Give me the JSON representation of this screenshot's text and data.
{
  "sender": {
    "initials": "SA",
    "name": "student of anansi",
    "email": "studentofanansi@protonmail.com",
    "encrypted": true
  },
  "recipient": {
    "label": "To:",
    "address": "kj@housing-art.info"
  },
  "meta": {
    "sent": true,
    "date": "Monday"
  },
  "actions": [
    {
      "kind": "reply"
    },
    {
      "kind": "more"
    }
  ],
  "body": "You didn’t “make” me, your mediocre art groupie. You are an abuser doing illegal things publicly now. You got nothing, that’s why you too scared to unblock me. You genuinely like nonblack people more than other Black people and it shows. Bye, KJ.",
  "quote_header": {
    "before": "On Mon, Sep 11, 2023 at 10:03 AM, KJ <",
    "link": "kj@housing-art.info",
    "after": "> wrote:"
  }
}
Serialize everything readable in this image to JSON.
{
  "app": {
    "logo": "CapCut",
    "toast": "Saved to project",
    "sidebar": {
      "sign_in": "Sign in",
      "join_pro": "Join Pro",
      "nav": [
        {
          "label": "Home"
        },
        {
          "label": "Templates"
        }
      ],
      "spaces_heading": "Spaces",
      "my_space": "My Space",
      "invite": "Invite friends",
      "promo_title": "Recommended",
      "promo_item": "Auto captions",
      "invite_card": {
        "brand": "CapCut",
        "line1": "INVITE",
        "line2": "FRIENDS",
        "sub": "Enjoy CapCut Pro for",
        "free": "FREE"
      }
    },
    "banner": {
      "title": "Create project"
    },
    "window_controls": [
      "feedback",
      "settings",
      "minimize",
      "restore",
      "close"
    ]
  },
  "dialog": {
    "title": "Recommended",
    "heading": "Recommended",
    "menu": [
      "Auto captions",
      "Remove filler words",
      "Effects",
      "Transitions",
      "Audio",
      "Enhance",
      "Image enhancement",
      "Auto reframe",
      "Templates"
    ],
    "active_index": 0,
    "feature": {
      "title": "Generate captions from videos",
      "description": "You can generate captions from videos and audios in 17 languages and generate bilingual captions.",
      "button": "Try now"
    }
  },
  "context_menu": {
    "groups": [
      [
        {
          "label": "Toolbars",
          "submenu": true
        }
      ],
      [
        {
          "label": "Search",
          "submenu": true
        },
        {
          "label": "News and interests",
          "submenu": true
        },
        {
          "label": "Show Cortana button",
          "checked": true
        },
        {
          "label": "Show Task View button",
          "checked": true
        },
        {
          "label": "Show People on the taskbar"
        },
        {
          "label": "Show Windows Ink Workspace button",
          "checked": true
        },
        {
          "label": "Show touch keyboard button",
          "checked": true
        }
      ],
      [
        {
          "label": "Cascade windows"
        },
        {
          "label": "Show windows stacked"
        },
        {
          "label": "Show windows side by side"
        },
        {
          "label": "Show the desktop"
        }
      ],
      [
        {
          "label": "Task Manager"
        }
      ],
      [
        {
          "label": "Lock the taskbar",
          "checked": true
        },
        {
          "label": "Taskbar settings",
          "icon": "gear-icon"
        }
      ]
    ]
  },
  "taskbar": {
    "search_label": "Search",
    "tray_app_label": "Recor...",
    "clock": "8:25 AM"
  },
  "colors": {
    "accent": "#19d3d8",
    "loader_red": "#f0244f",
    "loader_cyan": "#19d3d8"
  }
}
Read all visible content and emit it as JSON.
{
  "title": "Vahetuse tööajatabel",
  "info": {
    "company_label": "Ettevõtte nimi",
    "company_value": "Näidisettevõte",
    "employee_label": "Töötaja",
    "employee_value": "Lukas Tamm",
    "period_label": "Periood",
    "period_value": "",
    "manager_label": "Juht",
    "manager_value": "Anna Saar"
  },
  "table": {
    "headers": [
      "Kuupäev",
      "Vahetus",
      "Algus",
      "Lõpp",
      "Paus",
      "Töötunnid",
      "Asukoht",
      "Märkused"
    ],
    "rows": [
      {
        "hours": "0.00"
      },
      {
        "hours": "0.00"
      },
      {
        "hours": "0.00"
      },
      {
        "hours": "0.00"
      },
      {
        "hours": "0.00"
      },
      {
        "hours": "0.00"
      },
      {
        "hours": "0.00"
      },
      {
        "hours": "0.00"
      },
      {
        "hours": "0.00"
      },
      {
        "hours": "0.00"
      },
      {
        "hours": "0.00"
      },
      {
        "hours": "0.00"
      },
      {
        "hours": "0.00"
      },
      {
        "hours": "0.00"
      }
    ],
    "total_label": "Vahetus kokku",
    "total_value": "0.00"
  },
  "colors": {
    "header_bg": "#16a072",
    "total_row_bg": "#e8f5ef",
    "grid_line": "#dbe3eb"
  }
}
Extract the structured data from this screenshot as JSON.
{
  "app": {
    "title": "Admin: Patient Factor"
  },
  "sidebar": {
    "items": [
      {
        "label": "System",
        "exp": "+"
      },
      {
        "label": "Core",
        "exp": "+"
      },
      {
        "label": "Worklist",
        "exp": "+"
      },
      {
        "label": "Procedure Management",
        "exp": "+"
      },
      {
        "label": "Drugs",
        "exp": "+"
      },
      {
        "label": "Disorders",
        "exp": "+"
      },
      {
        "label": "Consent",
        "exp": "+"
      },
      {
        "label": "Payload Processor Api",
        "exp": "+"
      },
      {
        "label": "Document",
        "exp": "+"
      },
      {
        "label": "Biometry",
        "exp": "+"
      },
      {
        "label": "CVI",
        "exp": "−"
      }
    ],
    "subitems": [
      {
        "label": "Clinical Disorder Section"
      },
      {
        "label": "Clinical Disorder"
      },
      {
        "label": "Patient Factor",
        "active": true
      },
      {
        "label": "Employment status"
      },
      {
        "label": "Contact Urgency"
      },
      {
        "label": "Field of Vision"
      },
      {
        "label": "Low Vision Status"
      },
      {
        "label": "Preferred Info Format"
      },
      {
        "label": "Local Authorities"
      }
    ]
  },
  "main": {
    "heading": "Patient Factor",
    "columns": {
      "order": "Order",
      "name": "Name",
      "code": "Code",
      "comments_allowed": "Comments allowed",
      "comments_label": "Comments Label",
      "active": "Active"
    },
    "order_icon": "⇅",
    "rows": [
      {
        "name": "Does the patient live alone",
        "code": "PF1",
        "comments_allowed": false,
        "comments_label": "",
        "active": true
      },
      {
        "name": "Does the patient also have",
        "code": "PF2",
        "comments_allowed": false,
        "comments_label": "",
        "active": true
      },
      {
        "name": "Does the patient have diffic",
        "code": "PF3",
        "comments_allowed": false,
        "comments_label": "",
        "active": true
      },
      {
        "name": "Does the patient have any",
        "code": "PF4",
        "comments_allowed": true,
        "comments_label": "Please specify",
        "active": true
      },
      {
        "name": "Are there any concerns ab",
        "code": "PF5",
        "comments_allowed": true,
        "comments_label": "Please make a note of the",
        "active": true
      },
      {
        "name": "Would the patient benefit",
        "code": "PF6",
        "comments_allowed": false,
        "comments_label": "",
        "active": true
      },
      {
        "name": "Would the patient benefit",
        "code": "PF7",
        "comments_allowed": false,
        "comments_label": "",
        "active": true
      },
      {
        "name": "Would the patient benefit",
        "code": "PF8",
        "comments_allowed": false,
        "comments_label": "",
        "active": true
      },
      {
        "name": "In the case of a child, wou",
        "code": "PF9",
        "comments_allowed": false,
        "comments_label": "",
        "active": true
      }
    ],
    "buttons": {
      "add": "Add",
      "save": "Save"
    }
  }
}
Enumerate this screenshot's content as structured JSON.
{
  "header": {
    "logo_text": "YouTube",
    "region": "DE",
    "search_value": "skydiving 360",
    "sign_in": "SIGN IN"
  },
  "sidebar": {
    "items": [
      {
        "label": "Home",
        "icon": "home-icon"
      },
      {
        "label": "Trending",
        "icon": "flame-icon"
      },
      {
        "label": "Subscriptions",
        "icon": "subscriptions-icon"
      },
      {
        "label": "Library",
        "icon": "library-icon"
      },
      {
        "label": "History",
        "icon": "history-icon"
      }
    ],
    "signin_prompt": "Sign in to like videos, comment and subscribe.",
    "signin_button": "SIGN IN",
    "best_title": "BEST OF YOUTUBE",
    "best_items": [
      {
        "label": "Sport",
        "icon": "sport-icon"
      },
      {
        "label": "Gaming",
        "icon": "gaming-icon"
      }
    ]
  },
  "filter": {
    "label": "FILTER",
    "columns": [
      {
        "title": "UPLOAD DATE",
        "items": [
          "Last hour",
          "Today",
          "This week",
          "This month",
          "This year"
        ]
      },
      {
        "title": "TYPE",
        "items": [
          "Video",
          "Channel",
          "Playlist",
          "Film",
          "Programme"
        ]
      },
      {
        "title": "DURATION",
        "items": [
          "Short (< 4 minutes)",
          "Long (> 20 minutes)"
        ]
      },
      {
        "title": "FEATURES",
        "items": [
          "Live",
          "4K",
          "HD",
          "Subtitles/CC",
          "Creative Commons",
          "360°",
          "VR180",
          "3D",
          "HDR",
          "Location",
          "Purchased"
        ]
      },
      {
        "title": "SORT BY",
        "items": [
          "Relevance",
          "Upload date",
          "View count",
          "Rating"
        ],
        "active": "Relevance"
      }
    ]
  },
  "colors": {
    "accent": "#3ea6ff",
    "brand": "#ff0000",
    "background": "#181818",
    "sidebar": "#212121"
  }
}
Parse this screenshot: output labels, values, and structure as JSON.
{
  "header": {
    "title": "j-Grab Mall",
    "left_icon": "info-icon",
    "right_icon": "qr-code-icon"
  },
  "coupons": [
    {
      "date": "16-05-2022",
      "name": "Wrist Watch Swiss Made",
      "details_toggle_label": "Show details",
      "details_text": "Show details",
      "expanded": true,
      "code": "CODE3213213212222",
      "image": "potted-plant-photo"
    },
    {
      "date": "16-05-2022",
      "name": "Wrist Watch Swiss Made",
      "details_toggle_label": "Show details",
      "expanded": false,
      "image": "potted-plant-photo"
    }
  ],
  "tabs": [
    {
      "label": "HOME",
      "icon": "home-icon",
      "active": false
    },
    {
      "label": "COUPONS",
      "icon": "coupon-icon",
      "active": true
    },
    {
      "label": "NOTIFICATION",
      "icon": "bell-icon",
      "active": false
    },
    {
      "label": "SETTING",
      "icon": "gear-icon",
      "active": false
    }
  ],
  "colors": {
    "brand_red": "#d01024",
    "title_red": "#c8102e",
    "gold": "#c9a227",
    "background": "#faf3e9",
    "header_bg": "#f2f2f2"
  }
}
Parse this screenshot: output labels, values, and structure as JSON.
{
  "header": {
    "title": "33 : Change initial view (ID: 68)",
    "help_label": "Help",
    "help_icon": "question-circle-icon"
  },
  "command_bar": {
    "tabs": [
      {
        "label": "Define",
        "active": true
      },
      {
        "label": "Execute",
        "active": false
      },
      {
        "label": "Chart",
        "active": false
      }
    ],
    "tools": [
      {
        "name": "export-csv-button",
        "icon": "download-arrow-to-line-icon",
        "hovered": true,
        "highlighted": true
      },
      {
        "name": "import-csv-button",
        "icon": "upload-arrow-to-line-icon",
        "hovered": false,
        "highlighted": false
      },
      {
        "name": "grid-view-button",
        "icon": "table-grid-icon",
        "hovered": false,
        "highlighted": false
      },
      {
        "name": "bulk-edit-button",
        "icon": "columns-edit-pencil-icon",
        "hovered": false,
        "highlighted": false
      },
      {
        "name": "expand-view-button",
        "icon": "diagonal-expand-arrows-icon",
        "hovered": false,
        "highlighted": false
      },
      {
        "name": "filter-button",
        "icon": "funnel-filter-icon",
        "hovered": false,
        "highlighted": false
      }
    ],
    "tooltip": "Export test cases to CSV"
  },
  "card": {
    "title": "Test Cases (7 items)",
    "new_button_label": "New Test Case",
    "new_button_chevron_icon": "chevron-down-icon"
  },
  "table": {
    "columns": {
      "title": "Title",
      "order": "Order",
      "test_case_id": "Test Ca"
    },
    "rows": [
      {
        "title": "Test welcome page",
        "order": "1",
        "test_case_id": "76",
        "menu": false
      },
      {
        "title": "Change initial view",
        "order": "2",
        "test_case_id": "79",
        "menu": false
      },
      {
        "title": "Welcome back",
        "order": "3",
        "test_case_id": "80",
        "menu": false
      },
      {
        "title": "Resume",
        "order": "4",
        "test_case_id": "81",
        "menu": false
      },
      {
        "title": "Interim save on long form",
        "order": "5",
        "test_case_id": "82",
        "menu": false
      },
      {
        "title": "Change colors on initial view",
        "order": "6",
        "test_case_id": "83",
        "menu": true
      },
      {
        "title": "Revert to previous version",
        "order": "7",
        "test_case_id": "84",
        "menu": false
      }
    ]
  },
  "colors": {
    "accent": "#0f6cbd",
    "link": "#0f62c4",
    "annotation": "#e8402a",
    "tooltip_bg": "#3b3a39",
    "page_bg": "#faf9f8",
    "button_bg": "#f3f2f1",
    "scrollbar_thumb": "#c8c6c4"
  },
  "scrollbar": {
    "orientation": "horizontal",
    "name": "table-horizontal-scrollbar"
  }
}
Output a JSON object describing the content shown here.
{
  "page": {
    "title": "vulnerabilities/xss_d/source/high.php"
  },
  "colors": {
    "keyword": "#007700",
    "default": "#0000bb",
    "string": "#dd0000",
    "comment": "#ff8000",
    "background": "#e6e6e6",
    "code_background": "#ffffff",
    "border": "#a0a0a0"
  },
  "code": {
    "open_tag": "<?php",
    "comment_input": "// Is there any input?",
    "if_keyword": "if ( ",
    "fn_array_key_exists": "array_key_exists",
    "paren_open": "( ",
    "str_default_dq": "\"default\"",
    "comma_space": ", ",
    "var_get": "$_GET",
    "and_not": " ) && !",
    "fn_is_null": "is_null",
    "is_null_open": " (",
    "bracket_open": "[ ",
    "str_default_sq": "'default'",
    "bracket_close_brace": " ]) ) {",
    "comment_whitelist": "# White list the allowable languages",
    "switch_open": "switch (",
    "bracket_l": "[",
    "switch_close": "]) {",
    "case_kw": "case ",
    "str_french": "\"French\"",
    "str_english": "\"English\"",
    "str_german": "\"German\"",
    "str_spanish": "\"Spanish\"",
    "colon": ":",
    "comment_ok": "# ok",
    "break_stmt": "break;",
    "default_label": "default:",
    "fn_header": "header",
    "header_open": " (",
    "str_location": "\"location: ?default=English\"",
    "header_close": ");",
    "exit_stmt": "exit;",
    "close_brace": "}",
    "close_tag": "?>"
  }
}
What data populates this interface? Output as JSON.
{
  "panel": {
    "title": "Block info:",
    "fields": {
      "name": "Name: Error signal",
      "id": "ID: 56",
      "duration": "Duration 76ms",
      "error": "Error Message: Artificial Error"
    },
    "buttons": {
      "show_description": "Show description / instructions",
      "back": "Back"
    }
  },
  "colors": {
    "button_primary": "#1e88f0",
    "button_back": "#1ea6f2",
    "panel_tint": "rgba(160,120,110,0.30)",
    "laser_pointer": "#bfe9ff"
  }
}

» **Problem requirements**
From the listing above, copy out each line where the word "content" appears.

» **Result**
Read all visible content and emit it as JSON.
Enumerate this screenshot's content as structured JSON.
Output a JSON object describing the content shown here.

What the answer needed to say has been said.